__Written instruction__. Beneath this sentence is a set of records; write each of them out exactly.

__Supplied material__.
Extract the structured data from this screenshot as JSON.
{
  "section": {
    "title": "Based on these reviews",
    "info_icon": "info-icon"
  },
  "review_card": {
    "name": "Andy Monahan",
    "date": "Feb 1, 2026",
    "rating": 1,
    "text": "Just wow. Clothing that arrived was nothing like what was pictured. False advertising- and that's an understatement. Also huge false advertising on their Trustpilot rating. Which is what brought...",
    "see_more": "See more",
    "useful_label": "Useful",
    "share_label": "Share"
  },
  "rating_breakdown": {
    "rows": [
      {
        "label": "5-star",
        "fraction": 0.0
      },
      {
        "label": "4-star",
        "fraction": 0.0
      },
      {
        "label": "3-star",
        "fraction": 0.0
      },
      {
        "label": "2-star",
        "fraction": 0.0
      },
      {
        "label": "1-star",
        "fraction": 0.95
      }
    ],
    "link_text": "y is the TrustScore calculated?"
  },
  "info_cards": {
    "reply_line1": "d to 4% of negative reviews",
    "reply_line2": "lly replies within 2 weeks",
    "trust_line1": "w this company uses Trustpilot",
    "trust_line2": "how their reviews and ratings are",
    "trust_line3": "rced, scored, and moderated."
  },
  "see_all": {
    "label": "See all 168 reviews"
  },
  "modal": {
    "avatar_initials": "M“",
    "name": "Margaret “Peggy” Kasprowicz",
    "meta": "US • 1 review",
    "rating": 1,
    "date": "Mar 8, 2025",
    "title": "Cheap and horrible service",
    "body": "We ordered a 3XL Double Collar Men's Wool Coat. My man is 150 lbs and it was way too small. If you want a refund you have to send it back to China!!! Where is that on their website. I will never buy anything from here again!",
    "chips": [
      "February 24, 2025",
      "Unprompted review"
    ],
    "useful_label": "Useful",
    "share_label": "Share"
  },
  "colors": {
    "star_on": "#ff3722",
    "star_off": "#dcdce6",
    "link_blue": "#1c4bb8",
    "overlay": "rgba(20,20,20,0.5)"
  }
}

__Solution to this task__.
Extract the structured data from this screenshot as JSON.
{
  "section": {
    "title": "Based on these reviews",
    "info_icon": "info-icon"
  },
  "review_card": {
    "name": "Andy Monahan",
    "date": "Feb 1, 2026",
    "rating": 1,
    "text": "Just wow. Clothing that arrived was nothing like what was pictured. False advertising- and that's an understatement. Also huge false advertising on their Trustpilot rating. Which is what brought...",
    "see_more": "See more",
    "useful_label": "Useful",
    "share_label": "Share"
  },
  "rating_breakdown": {
    "rows": [
      {
        "label": "5-star",
        "fraction": 0.0
      },
      {
        "label": "4-star",
        "fraction": 0.0
      },
      {
        "label": "3-star",
        "fraction": 0.0
      },
      {
        "label": "2-star",
        "fraction": 0.0
      },
      {
        "label": "1-star",
        "fraction": 0.95
      }
    ],
    "link_text": "y is the TrustScore calculated?"
  },
  "info_cards": {
    "reply_line1": "d to 4% of negative reviews",
    "reply_line2": "lly replies within 2 weeks",
    "trust_line1": "w this company uses Trustpilot",
    "trust_line2": "how their reviews and ratings are",
    "trust_line3": "rced, scored, and moderated."
  },
  "see_all": {
    "label": "See all 168 reviews"
  },
  "modal": {
    "avatar_initials": "M“",
    "name": "Margaret “Peggy” Kasprowicz",
    "meta": "US • 1 review",
    "rating": 1,
    "date": "Mar 8, 2025",
    "title": "Cheap and horrible service",
    "body": "We ordered a 3XL Double Collar Men's Wool Coat. My man is 150 lbs and it was way too small. If you want a refund you have to send it back to China!!! Where is that on their website. I will never buy anything from here again!",
    "chips": [
      "February 24, 2025",
      "Unprompted review"
    ],
    "useful_label": "Useful",
    "share_label": "Share"
  },
  "colors": {
    "star_on": "#ff3722",
    "star_off": "#dcdce6",
    "link_blue": "#1c4bb8",
    "overlay": "rgba(20,20,20,0.5)"
  }
}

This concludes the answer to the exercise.